>> Start

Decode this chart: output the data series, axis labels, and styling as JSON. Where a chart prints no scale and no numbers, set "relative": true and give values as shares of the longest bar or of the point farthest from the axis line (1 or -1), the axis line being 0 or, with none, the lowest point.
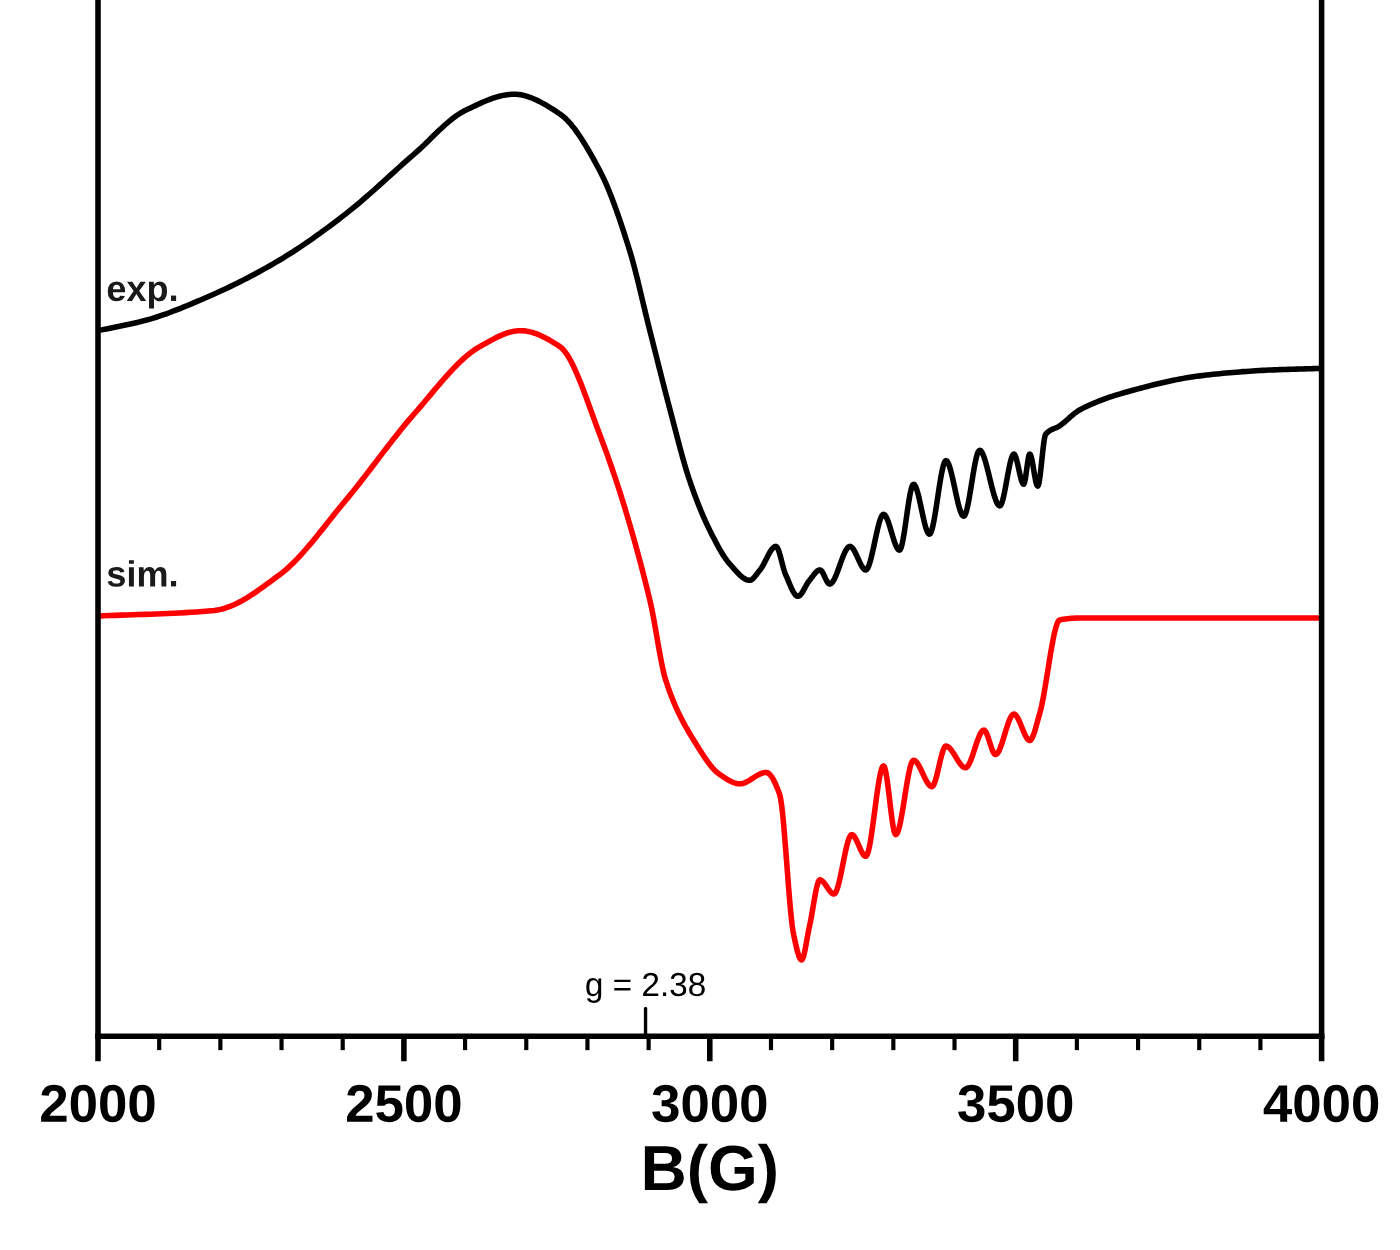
{
  "chart_data": {
    "type": "line",
    "relative": true,
    "xlabel": "B(G)",
    "xlim": [
      2000,
      4000
    ],
    "xticks": [
      2000,
      2500,
      3000,
      3500,
      4000
    ],
    "grid": false,
    "legend": false,
    "marker": "none",
    "line_style": "solid",
    "annotations": [
      "g = 2.38"
    ],
    "series": [
      {
        "name": "exp.",
        "color": "#000000",
        "x": [
          2000,
          2078,
          2190,
          2297,
          2405,
          2516,
          2601,
          2680,
          2755,
          2820,
          2869,
          2902,
          2935,
          2967,
          3000,
          3033,
          3065,
          3082,
          3108,
          3124,
          3144,
          3163,
          3180,
          3196,
          3229,
          3255,
          3284,
          3310,
          3333,
          3359,
          3386,
          3415,
          3441,
          3474,
          3497,
          3513,
          3523,
          3536,
          3549,
          3572,
          3605,
          3693,
          3801,
          3909,
          4000
        ],
        "values": [
          0.749,
          0.76,
          0.788,
          0.824,
          0.873,
          0.936,
          0.983,
          1.0,
          0.979,
          0.919,
          0.834,
          0.749,
          0.665,
          0.59,
          0.537,
          0.501,
          0.484,
          0.495,
          0.52,
          0.49,
          0.467,
          0.484,
          0.495,
          0.48,
          0.52,
          0.495,
          0.554,
          0.516,
          0.586,
          0.533,
          0.611,
          0.552,
          0.622,
          0.563,
          0.618,
          0.586,
          0.618,
          0.584,
          0.639,
          0.648,
          0.665,
          0.686,
          0.701,
          0.707,
          0.709
        ]
      },
      {
        "name": "sim.",
        "color": "#ff0000",
        "x": [
          2000,
          2190,
          2297,
          2405,
          2516,
          2624,
          2690,
          2755,
          2820,
          2902,
          2928,
          2974,
          3016,
          3049,
          3092,
          3114,
          3137,
          3150,
          3163,
          3180,
          3203,
          3232,
          3255,
          3284,
          3304,
          3333,
          3363,
          3386,
          3418,
          3448,
          3467,
          3497,
          3523,
          3539,
          3572,
          3605,
          4000
        ],
        "values": [
          0.446,
          0.452,
          0.49,
          0.569,
          0.66,
          0.732,
          0.749,
          0.732,
          0.639,
          0.463,
          0.378,
          0.314,
          0.278,
          0.268,
          0.28,
          0.257,
          0.108,
          0.081,
          0.117,
          0.166,
          0.151,
          0.214,
          0.191,
          0.287,
          0.214,
          0.293,
          0.265,
          0.308,
          0.285,
          0.325,
          0.299,
          0.342,
          0.314,
          0.342,
          0.442,
          0.444,
          0.444
        ]
      }
    ]
  }
}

>> End

### Exercise instructions
Copy out the whole listing exactly, and don't carry over any pictures.

### Response for this exercise
Decode this chart: output the data series, axis labels, and styling as JSON. Where a chart prints no scale and no numbers, set "relative": true and give values as shares of the longest bar or of the point farthest from the axis line (1 or -1), the axis line being 0 or, with none, the lowest point.
{
  "chart_data": {
    "type": "line",
    "relative": true,
    "xlabel": "B(G)",
    "xlim": [
      2000,
      4000
    ],
    "xticks": [
      2000,
      2500,
      3000,
      3500,
      4000
    ],
    "grid": false,
    "legend": false,
    "marker": "none",
    "line_style": "solid",
    "annotations": [
      "g = 2.38"
    ],
    "series": [
      {
        "name": "exp.",
        "color": "#000000",
        "x": [
          2000,
          2078,
          2190,
          2297,
          2405,
          2516,
          2601,
          2680,
          2755,
          2820,
          2869,
          2902,
          2935,
          2967,
          3000,
          3033,
          3065,
          3082,
          3108,
          3124,
          3144,
          3163,
          3180,
          3196,
          3229,
          3255,
          3284,
          3310,
          3333,
          3359,
          3386,
          3415,
          3441,
          3474,
          3497,
          3513,
          3523,
          3536,
          3549,
          3572,
          3605,
          3693,
          3801,
          3909,
          4000
        ],
        "values": [
          0.749,
          0.76,
          0.788,
          0.824,
          0.873,
          0.936,
          0.983,
          1.0,
          0.979,
          0.919,
          0.834,
          0.749,
          0.665,
          0.59,
          0.537,
          0.501,
          0.484,
          0.495,
          0.52,
          0.49,
          0.467,
          0.484,
          0.495,
          0.48,
          0.52,
          0.495,
          0.554,
          0.516,
          0.586,
          0.533,
          0.611,
          0.552,
          0.622,
          0.563,
          0.618,
          0.586,
          0.618,
          0.584,
          0.639,
          0.648,
          0.665,
          0.686,
          0.701,
          0.707,
          0.709
        ]
      },
      {
        "name": "sim.",
        "color": "#ff0000",
        "x": [
          2000,
          2190,
          2297,
          2405,
          2516,
          2624,
          2690,
          2755,
          2820,
          2902,
          2928,
          2974,
          3016,
          3049,
          3092,
          3114,
          3137,
          3150,
          3163,
          3180,
          3203,
          3232,
          3255,
          3284,
          3304,
          3333,
          3363,
          3386,
          3418,
          3448,
          3467,
          3497,
          3523,
          3539,
          3572,
          3605,
          4000
        ],
        "values": [
          0.446,
          0.452,
          0.49,
          0.569,
          0.66,
          0.732,
          0.749,
          0.732,
          0.639,
          0.463,
          0.378,
          0.314,
          0.278,
          0.268,
          0.28,
          0.257,
          0.108,
          0.081,
          0.117,
          0.166,
          0.151,
          0.214,
          0.191,
          0.287,
          0.214,
          0.293,
          0.265,
          0.308,
          0.285,
          0.325,
          0.299,
          0.342,
          0.314,
          0.342,
          0.442,
          0.444,
          0.444
        ]
      }
    ]
  }
}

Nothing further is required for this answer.